• **The request**
Select every line in the rows below that contains the string "显著的影响", and reproduce each such line in full.

[start of Data in this exercise]

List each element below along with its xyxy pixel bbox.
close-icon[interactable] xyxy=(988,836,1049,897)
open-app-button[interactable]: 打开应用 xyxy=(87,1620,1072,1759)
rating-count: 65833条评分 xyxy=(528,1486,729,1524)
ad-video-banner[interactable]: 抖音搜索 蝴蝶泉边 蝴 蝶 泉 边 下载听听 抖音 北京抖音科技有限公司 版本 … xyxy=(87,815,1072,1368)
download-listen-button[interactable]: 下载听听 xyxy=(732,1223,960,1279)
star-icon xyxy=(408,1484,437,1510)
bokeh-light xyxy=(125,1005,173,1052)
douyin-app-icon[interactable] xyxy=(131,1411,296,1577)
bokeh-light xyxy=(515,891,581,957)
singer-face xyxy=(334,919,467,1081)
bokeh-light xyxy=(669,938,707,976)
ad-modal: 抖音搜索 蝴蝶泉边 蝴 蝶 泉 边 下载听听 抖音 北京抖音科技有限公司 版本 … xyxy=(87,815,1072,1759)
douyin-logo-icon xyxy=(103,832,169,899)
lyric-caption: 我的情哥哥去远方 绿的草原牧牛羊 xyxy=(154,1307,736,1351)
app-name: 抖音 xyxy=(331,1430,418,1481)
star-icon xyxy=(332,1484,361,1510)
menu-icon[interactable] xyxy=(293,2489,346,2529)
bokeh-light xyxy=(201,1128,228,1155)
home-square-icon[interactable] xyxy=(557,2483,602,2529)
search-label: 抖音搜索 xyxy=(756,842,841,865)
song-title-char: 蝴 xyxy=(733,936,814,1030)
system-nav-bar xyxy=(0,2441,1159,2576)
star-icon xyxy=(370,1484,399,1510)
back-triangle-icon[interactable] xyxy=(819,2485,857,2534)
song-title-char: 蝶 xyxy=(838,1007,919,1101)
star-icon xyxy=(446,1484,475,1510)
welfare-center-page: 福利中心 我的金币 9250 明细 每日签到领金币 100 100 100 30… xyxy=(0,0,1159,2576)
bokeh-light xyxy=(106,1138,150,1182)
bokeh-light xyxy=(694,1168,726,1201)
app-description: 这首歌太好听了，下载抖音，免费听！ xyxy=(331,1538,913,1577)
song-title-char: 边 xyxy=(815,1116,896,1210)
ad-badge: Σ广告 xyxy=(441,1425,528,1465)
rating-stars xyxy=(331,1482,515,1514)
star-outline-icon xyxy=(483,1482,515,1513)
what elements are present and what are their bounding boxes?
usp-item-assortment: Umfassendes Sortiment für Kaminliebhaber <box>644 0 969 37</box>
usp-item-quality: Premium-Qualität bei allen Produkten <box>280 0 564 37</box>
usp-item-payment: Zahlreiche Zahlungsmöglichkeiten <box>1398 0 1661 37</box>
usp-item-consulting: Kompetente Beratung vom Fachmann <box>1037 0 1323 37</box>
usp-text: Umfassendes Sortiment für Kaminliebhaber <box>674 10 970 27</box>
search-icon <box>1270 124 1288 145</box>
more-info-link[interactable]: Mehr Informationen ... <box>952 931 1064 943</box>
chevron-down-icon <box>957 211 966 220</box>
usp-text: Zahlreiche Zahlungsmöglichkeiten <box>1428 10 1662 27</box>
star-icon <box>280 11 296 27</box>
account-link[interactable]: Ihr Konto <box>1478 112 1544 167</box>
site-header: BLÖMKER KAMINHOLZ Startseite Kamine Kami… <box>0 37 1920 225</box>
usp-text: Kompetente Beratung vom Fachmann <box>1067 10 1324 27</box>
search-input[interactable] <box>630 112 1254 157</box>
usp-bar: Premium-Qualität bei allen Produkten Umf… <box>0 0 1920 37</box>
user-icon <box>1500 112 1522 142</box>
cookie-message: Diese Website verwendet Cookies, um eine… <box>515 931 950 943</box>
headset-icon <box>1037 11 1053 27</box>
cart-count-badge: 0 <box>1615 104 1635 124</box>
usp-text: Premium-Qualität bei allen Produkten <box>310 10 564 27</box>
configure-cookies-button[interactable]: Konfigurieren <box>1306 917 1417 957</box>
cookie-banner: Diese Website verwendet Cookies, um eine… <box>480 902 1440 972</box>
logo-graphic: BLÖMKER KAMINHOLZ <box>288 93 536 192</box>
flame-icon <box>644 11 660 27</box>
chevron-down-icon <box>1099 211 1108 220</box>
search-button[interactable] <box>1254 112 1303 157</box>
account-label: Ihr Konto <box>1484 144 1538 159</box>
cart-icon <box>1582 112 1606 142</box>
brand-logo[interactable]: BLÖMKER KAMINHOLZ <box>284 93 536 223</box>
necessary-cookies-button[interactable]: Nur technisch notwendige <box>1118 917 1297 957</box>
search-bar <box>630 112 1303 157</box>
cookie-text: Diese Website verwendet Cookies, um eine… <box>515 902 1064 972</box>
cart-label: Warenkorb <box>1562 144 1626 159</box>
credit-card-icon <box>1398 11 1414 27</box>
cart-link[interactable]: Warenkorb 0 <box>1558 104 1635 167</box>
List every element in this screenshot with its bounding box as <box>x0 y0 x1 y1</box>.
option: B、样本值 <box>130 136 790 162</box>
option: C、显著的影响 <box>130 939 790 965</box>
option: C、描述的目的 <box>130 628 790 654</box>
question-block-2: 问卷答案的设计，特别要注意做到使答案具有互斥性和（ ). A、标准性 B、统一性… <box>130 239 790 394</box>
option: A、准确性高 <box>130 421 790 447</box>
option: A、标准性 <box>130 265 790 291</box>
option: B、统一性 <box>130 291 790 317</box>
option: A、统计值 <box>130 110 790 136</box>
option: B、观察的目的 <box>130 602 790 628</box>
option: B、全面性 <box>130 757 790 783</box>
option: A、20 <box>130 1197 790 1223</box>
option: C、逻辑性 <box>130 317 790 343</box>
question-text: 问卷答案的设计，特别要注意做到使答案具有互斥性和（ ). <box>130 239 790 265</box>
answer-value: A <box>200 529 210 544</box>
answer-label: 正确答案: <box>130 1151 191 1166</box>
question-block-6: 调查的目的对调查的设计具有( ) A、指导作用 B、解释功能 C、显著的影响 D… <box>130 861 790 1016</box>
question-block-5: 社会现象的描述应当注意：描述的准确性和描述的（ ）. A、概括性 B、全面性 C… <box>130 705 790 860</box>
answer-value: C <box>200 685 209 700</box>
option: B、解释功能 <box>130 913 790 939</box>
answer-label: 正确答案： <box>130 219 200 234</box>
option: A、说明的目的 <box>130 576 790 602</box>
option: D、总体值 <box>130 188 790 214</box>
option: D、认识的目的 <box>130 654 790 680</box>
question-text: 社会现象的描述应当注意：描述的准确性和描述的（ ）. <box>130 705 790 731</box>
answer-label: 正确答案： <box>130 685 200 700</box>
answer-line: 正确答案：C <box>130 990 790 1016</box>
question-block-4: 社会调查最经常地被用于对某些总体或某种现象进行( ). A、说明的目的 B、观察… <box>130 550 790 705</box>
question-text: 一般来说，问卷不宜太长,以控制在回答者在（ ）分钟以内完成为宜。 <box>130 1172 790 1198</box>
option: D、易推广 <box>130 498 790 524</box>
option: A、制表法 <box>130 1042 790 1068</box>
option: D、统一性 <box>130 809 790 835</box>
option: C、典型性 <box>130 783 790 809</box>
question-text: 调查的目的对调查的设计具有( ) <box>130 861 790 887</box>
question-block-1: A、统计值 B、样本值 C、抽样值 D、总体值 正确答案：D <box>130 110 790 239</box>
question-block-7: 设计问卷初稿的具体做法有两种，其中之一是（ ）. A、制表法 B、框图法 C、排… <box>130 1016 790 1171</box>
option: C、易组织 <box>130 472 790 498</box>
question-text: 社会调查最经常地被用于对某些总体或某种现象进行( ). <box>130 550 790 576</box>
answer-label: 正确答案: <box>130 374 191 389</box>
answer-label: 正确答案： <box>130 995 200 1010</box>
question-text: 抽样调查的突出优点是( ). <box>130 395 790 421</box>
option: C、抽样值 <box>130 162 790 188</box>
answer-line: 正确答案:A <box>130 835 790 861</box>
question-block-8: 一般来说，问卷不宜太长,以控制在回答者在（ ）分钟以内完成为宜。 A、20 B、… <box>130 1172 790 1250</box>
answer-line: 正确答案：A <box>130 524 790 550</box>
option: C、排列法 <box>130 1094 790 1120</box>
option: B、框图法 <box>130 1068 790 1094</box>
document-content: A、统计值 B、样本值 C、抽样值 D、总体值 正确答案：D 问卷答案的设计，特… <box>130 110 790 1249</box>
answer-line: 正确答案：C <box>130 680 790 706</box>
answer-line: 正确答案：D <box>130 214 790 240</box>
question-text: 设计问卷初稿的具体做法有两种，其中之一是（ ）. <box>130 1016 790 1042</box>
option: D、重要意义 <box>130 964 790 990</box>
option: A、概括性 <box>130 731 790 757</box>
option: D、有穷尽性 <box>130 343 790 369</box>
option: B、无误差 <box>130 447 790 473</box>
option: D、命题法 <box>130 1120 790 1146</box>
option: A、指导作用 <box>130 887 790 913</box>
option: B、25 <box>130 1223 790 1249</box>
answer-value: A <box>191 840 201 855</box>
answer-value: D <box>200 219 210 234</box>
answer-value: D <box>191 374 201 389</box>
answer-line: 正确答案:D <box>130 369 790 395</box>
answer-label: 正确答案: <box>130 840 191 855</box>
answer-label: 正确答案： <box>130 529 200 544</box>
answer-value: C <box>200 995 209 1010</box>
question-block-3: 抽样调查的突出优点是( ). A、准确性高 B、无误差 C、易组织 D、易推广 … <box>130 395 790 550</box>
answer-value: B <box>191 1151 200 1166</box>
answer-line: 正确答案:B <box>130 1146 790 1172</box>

[end of Data in this exercise]

• **Written answer**
option: C、显著的影响 <box>130 939 790 965</box>
question-block-6: 调查的目的对调查的设计具有( ) A、指导作用 B、解释功能 C、显著的影响 D… <box>130 861 790 1016</box>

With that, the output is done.